What is being asked: Retype the passage on SQL CAST and CONVERT, starting with "Example: CONVERT(data_type(length), expression, style)" and going on through "8500, 42, 85.17)".

Document text:
==================================================

Example: CAST(expression AS datatype(length))

In comparison, the CONVERT syntax first specifies the resulting datatype together with the optional length. There is another optional parameter in CONVERT called style. Style allows formatting of the datatype and specifies how the CONVERT function should format the datatype.

Example: CONVERT(data_type(length), expression, style)

7.1 Create Example Data

CREATE TABLE customers
    (Name VARCHAR(100),
    Debts FLOAT,
    Salary INT,
    Age INT,
    Purchasing_Power FLOAT)
    ;
INSERT INTO customers (Name, Debts, Salary, Age, Purchasing_Power) VALUES ('A', 480000, 2000, 25, 150.84)
INSERT INTO customers (Name, Debts, Salary, Age, Purchasing_Power) VALUES ('B', 225000, 4000, 30, 420.31)
INSERT INTO customers (Name, Debts, Salary, Age, Purchasing_Power) VALUES ('C', 407000, 8500, 42, 85.17)
INSERT INTO customers (Name, Debts, Salary, Age, Purchasing_Power) VALUES ('D', 670000, 6000, 22, 320.78)
INSERT INTO customers (Name, Debts, Salary, Age, Purchasing_Power) VALUES ('E', 160000, 4150, 18, 240.45)

==================================================

Data listing:
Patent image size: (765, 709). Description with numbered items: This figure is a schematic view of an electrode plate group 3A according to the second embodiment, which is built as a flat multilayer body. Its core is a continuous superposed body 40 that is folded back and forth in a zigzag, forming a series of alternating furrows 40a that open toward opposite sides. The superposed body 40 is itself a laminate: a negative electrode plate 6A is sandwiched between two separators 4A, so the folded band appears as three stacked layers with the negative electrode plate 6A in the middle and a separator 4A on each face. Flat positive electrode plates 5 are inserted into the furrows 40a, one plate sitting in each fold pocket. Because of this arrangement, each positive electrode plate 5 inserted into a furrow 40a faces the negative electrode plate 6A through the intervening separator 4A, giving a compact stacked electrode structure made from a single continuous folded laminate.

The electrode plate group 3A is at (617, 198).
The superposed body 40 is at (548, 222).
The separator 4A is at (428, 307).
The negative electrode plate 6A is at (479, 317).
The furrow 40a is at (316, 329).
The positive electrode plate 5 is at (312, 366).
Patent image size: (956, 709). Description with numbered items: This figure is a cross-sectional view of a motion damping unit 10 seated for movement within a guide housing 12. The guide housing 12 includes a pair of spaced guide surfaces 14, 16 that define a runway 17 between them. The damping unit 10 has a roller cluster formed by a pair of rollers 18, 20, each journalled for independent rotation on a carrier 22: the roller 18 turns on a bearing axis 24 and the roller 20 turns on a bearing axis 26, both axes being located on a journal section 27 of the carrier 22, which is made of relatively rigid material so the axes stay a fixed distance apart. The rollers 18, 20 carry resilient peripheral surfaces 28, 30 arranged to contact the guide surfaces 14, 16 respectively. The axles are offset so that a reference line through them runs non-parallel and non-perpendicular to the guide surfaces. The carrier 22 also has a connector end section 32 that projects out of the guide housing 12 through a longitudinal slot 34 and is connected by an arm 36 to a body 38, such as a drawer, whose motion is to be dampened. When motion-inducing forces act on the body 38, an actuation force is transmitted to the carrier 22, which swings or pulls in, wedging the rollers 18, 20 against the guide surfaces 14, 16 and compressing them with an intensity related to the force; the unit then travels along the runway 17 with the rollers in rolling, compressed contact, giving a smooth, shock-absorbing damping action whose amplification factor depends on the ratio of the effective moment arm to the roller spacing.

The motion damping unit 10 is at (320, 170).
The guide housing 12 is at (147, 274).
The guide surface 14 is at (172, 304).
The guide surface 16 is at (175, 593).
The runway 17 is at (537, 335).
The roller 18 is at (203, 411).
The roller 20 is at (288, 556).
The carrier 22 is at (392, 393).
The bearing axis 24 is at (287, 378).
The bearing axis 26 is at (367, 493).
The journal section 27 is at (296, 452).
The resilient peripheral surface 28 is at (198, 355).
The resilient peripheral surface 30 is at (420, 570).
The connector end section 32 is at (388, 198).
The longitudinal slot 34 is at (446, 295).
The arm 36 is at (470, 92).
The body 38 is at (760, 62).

==================================================

Task result:
Example: CONVERT(data_type(length), expression, style)

7.1 Create Example Data

CREATE TABLE customers
    (Name VARCHAR(100),
    Debts FLOAT,
    Salary INT,
    Age INT,
    Purchasing_Power FLOAT)
    ;
INSERT INTO customers (Name, Debts, Salary, Age, Purchasing_Power) VALUES ('A', 480000, 2000, 25, 150.84)
INSERT INTO customers (Name, Debts, Salary, Age, Purchasing_Power) VALUES ('B', 225000, 4000, 30, 420.31)
INSERT INTO customers (Name, Debts, Salary, Age, Purchasing_Power) VALUES ('C', 407000, 8500, 42, 85.17)